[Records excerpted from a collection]
BEGIN

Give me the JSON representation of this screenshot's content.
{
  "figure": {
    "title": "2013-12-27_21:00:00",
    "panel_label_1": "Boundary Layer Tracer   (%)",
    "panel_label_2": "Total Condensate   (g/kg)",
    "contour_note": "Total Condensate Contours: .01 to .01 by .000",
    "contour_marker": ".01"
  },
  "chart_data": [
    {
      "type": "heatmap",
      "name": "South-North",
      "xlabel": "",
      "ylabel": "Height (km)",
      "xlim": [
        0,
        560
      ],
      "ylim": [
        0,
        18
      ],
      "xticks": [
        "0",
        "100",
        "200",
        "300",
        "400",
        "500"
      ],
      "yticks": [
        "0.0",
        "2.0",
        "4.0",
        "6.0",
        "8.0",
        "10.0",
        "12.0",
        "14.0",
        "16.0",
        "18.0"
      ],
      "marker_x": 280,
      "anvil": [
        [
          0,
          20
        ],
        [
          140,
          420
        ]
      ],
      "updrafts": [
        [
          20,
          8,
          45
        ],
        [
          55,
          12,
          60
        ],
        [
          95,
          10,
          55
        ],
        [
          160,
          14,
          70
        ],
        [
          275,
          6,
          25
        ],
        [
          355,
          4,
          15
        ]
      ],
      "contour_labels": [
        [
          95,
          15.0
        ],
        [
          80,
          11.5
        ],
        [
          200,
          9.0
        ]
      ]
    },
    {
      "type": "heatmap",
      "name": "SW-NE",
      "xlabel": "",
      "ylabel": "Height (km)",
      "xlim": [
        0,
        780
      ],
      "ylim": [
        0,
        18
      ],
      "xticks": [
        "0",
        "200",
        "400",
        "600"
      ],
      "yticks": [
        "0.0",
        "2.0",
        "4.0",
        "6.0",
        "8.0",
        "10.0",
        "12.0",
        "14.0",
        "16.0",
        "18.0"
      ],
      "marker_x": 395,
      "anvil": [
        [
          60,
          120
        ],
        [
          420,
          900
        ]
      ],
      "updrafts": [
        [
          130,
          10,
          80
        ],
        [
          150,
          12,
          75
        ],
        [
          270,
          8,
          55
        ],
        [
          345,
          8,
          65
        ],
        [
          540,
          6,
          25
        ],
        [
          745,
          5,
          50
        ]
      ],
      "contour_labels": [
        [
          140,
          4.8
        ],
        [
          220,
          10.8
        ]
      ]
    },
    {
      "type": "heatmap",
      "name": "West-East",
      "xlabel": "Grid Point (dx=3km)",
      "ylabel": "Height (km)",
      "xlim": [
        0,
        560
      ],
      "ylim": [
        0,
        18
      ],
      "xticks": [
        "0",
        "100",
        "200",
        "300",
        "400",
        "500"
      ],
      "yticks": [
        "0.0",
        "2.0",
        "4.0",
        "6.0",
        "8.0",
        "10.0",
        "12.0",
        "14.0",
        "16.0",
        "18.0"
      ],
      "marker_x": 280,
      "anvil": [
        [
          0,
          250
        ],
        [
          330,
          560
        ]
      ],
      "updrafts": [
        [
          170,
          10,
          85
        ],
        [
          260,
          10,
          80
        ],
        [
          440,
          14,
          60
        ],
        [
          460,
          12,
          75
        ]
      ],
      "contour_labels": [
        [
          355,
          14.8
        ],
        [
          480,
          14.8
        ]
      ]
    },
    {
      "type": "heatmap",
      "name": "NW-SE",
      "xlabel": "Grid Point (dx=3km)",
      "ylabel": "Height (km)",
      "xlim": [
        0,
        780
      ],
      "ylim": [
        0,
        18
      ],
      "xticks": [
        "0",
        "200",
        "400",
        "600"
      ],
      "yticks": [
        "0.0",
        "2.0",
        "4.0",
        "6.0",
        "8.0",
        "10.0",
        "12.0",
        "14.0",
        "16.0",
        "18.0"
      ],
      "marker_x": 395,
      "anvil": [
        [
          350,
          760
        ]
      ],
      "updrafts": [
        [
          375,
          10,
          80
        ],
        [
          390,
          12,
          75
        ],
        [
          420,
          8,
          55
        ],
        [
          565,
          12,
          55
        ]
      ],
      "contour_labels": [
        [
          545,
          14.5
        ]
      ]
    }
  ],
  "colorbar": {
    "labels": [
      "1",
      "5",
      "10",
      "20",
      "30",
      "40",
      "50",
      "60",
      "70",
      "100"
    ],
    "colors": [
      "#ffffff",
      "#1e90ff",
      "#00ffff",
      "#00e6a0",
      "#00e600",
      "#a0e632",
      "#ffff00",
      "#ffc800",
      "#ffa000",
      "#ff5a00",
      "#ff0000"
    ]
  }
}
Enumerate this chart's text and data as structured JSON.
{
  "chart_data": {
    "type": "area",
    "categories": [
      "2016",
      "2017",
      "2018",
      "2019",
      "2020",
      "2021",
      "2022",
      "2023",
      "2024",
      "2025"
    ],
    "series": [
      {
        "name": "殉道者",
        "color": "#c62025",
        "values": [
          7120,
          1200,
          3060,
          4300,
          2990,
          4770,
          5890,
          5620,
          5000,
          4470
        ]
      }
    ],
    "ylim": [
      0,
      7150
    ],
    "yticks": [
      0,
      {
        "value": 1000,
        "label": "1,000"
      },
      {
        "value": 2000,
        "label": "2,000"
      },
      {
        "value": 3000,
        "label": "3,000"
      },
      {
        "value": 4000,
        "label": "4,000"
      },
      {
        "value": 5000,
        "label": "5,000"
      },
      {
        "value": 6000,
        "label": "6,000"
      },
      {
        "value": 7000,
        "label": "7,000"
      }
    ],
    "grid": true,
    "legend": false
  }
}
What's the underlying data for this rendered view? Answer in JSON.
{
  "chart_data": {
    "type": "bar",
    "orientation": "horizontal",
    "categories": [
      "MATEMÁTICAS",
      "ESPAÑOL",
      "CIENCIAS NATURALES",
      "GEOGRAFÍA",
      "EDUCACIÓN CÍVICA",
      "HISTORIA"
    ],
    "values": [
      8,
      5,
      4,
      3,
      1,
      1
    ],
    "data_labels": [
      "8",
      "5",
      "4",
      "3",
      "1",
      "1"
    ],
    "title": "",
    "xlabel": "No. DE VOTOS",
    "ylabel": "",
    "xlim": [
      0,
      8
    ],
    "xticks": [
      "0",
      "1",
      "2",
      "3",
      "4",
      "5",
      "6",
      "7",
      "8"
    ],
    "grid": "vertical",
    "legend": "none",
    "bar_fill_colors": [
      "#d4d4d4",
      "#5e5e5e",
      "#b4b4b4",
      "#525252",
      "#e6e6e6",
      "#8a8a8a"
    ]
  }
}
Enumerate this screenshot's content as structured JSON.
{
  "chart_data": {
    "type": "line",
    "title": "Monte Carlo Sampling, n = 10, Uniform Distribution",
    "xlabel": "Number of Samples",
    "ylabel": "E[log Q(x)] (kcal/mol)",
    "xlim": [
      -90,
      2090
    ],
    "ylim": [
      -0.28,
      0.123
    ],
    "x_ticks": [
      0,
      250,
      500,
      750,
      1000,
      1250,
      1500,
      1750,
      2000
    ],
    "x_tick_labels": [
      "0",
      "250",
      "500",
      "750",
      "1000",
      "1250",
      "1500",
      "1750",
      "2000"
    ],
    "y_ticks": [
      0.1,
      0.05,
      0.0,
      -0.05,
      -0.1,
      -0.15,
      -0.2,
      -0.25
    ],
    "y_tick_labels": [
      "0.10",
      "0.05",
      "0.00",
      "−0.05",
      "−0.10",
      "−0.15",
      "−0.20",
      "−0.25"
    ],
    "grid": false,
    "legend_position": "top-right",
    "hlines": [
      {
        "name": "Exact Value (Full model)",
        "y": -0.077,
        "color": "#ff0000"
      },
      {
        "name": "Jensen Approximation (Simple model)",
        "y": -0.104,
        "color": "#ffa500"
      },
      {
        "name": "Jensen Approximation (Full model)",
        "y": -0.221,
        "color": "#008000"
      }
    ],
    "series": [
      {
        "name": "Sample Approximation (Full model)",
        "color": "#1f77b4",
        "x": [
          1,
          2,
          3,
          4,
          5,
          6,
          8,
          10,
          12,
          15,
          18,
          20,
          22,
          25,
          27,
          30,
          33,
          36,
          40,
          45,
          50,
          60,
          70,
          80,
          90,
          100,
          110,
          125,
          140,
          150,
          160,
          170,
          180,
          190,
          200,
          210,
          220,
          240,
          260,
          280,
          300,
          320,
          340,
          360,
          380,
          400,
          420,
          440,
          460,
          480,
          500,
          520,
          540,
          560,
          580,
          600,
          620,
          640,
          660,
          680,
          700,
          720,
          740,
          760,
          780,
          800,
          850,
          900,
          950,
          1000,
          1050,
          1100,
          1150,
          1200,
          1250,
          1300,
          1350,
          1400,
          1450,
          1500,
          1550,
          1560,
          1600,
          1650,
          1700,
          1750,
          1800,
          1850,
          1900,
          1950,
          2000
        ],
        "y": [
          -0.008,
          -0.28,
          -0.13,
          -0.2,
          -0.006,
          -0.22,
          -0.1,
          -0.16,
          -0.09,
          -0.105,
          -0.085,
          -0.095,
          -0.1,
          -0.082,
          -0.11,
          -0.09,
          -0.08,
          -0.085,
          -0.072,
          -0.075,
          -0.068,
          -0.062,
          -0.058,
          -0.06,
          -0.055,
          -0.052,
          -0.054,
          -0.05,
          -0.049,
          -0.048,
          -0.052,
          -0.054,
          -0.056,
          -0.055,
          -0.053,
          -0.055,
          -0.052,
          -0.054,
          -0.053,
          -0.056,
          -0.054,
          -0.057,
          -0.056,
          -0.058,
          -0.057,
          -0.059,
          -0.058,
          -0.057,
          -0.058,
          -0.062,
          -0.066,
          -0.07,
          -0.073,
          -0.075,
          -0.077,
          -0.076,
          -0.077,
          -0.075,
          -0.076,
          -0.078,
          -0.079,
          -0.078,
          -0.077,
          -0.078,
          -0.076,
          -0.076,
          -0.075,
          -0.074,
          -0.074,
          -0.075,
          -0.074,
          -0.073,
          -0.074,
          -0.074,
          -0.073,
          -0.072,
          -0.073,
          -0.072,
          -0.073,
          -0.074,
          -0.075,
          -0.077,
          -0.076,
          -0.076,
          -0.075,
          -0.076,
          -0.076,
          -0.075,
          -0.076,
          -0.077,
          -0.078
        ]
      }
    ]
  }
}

END

Given task = Read the data above and pull out each line that holds the string "Enumerate".

Response below =
Enumerate this chart's text and data as structured JSON.
Enumerate this screenshot's content as structured JSON.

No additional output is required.